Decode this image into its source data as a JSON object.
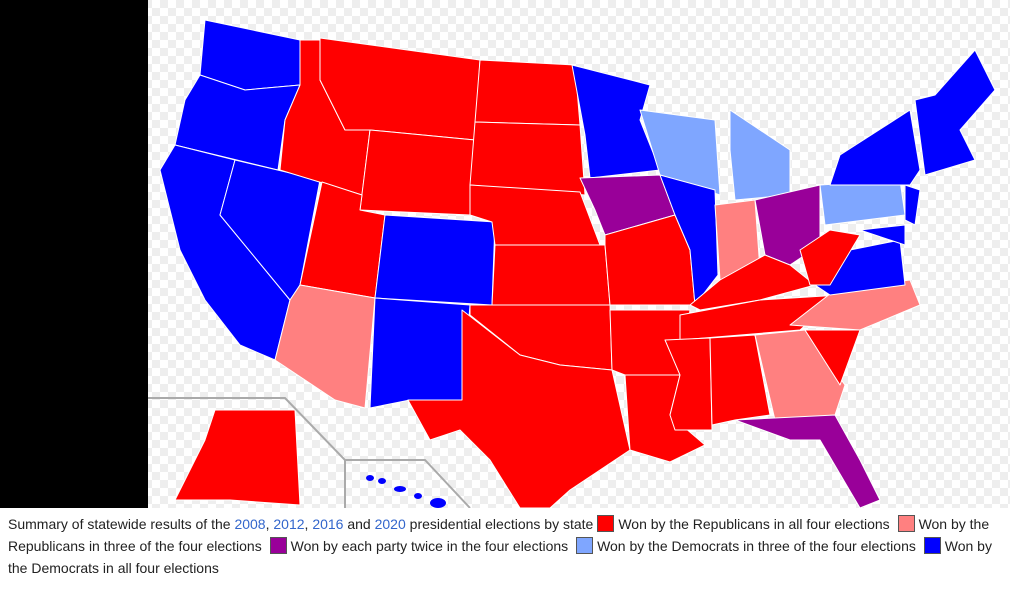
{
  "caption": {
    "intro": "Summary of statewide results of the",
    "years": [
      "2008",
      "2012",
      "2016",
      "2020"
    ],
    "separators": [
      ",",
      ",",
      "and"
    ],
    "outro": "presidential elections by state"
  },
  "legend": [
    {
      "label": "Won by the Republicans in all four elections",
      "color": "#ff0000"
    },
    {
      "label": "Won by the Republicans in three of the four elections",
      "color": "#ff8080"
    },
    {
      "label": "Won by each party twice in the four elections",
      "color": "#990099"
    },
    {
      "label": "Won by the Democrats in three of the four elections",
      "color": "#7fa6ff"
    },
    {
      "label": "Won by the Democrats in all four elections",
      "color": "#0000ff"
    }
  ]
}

+++++

→ Instructions for the task: Transcribe every entry word for word, but omit the pictures.

→ Finished exercise:
Decode this image into its source data as a JSON object.
{
  "caption": {
    "intro": "Summary of statewide results of the",
    "years": [
      "2008",
      "2012",
      "2016",
      "2020"
    ],
    "separators": [
      ",",
      ",",
      "and"
    ],
    "outro": "presidential elections by state"
  },
  "legend": [
    {
      "label": "Won by the Republicans in all four elections",
      "color": "#ff0000"
    },
    {
      "label": "Won by the Republicans in three of the four elections",
      "color": "#ff8080"
    },
    {
      "label": "Won by each party twice in the four elections",
      "color": "#990099"
    },
    {
      "label": "Won by the Democrats in three of the four elections",
      "color": "#7fa6ff"
    },
    {
      "label": "Won by the Democrats in all four elections",
      "color": "#0000ff"
    }
  ]
}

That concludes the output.